Required task: Every record here needs to be written out again exactly.

Supplied records:
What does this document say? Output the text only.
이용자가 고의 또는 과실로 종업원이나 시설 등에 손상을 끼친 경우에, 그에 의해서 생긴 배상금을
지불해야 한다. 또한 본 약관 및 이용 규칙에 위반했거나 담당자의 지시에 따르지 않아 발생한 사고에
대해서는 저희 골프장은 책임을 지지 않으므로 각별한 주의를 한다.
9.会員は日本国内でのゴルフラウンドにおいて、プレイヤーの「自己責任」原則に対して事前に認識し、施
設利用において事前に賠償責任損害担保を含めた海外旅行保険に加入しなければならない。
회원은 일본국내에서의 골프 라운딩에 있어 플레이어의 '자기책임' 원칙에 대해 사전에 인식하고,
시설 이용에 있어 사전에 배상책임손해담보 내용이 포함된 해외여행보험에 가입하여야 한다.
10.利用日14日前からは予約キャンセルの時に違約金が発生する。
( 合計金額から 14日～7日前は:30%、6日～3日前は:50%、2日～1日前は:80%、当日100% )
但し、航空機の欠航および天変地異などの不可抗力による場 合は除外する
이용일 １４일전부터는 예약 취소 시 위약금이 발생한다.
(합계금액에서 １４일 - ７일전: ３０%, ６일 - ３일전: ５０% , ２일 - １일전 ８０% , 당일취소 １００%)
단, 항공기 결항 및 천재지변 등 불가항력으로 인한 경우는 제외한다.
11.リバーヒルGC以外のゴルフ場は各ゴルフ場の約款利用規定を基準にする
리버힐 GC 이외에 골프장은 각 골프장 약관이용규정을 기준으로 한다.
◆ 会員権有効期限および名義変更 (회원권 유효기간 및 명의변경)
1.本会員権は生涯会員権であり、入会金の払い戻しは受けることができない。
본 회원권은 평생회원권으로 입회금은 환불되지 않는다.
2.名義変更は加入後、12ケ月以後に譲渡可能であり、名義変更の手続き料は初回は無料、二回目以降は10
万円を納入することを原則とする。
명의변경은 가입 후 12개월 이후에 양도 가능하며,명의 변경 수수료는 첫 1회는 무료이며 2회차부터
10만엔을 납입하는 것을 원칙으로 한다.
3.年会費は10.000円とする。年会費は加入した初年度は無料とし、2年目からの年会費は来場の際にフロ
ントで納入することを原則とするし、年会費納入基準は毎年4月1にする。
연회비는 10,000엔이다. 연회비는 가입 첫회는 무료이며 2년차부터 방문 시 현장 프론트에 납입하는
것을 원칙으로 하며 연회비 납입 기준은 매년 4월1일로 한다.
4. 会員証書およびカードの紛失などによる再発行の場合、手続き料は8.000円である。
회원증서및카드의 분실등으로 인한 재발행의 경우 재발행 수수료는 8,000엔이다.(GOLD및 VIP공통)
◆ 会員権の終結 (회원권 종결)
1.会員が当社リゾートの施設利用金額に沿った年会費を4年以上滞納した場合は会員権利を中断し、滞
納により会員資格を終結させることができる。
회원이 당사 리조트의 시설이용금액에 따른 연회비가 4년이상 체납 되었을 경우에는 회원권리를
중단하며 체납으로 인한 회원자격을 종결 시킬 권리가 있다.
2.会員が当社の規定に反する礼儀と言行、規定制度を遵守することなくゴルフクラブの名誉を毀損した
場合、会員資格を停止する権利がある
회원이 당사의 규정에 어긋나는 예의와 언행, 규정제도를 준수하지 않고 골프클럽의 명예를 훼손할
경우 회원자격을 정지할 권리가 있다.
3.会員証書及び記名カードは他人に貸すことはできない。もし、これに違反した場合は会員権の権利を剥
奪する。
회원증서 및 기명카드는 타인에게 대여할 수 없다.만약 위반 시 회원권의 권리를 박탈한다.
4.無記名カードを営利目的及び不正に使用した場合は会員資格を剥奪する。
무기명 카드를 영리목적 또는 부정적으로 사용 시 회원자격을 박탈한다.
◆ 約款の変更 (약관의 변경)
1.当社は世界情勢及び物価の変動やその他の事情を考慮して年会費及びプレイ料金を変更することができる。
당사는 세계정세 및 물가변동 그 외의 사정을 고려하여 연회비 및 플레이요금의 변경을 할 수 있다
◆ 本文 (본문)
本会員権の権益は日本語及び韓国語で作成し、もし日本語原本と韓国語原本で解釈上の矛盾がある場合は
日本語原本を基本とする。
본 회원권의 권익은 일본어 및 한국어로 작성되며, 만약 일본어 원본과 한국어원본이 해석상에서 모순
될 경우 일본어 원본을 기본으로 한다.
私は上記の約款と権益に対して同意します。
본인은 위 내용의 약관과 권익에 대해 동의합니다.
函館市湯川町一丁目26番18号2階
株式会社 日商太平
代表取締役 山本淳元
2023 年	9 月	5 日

Expected answer:
What does this document say? Output the text only.
이용자가 고의 또는 과실로 종업원이나 시설 등에 손상을 끼친 경우에, 그에 의해서 생긴 배상금을
지불해야 한다. 또한 본 약관 및 이용 규칙에 위반했거나 담당자의 지시에 따르지 않아 발생한 사고에
대해서는 저희 골프장은 책임을 지지 않으므로 각별한 주의를 한다.
9.会員は日本国内でのゴルフラウンドにおいて、プレイヤーの「自己責任」原則に対して事前に認識し、施
設利用において事前に賠償責任損害担保を含めた海外旅行保険に加入しなければならない。
회원은 일본국내에서의 골프 라운딩에 있어 플레이어의 '자기책임' 원칙에 대해 사전에 인식하고,
시설 이용에 있어 사전에 배상책임손해담보 내용이 포함된 해외여행보험에 가입하여야 한다.
10.利用日14日前からは予約キャンセルの時に違約金が発生する。
( 合計金額から 14日～7日前は:30%、6日～3日前は:50%、2日～1日前は:80%、当日100% )
但し、航空機の欠航および天変地異などの不可抗力による場 合は除外する
이용일 １４일전부터는 예약 취소 시 위약금이 발생한다.
(합계금액에서 １４일 - ７일전: ３０%, ６일 - ３일전: ５０% , ２일 - １일전 ８０% , 당일취소 １００%)
단, 항공기 결항 및 천재지변 등 불가항력으로 인한 경우는 제외한다.
11.リバーヒルGC以外のゴルフ場は各ゴルフ場の約款利用規定を基準にする
리버힐 GC 이외에 골프장은 각 골프장 약관이용규정을 기준으로 한다.
◆ 会員権有効期限および名義変更 (회원권 유효기간 및 명의변경)
1.本会員権は生涯会員権であり、入会金の払い戻しは受けることができない。
본 회원권은 평생회원권으로 입회금은 환불되지 않는다.
2.名義変更は加入後、12ケ月以後に譲渡可能であり、名義変更の手続き料は初回は無料、二回目以降は10
万円を納入することを原則とする。
명의변경은 가입 후 12개월 이후에 양도 가능하며,명의 변경 수수료는 첫 1회는 무료이며 2회차부터
10만엔을 납입하는 것을 원칙으로 한다.
3.年会費は10.000円とする。年会費は加入した初年度は無料とし、2年目からの年会費は来場の際にフロ
ントで納入することを原則とするし、年会費納入基準は毎年4月1にする。
연회비는 10,000엔이다. 연회비는 가입 첫회는 무료이며 2년차부터 방문 시 현장 프론트에 납입하는
것을 원칙으로 하며 연회비 납입 기준은 매년 4월1일로 한다.
4. 会員証書およびカードの紛失などによる再発行の場合、手続き料は8.000円である。
회원증서및카드의 분실등으로 인한 재발행의 경우 재발행 수수료는 8,000엔이다.(GOLD및 VIP공통)
◆ 会員権の終結 (회원권 종결)
1.会員が当社リゾートの施設利用金額に沿った年会費を4年以上滞納した場合は会員権利を中断し、滞
納により会員資格を終結させることができる。
회원이 당사 리조트의 시설이용금액에 따른 연회비가 4년이상 체납 되었을 경우에는 회원권리를
중단하며 체납으로 인한 회원자격을 종결 시킬 권리가 있다.
2.会員が当社の規定に反する礼儀と言行、規定制度を遵守することなくゴルフクラブの名誉を毀損した
場合、会員資格を停止する権利がある
회원이 당사의 규정에 어긋나는 예의와 언행, 규정제도를 준수하지 않고 골프클럽의 명예를 훼손할
경우 회원자격을 정지할 권리가 있다.
3.会員証書及び記名カードは他人に貸すことはできない。もし、これに違反した場合は会員権の権利を剥
奪する。
회원증서 및 기명카드는 타인에게 대여할 수 없다.만약 위반 시 회원권의 권리를 박탈한다.
4.無記名カードを営利目的及び不正に使用した場合は会員資格を剥奪する。
무기명 카드를 영리목적 또는 부정적으로 사용 시 회원자격을 박탈한다.
◆ 約款の変更 (약관의 변경)
1.当社は世界情勢及び物価の変動やその他の事情を考慮して年会費及びプレイ料金を変更することができる。
당사는 세계정세 및 물가변동 그 외의 사정을 고려하여 연회비 및 플레이요금의 변경을 할 수 있다
◆ 本文 (본문)
本会員権の権益は日本語及び韓国語で作成し、もし日本語原本と韓国語原本で解釈上の矛盾がある場合は
日本語原本を基本とする。
본 회원권의 권익은 일본어 및 한국어로 작성되며, 만약 일본어 원본과 한국어원본이 해석상에서 모순
될 경우 일본어 원본을 기본으로 한다.
私は上記の約款と権益に対して同意します。
본인은 위 내용의 약관과 권익에 대해 동의합니다.
函館市湯川町一丁目26番18号2階
株式会社 日商太平
代表取締役 山本淳元
2023 年	9 月	5 日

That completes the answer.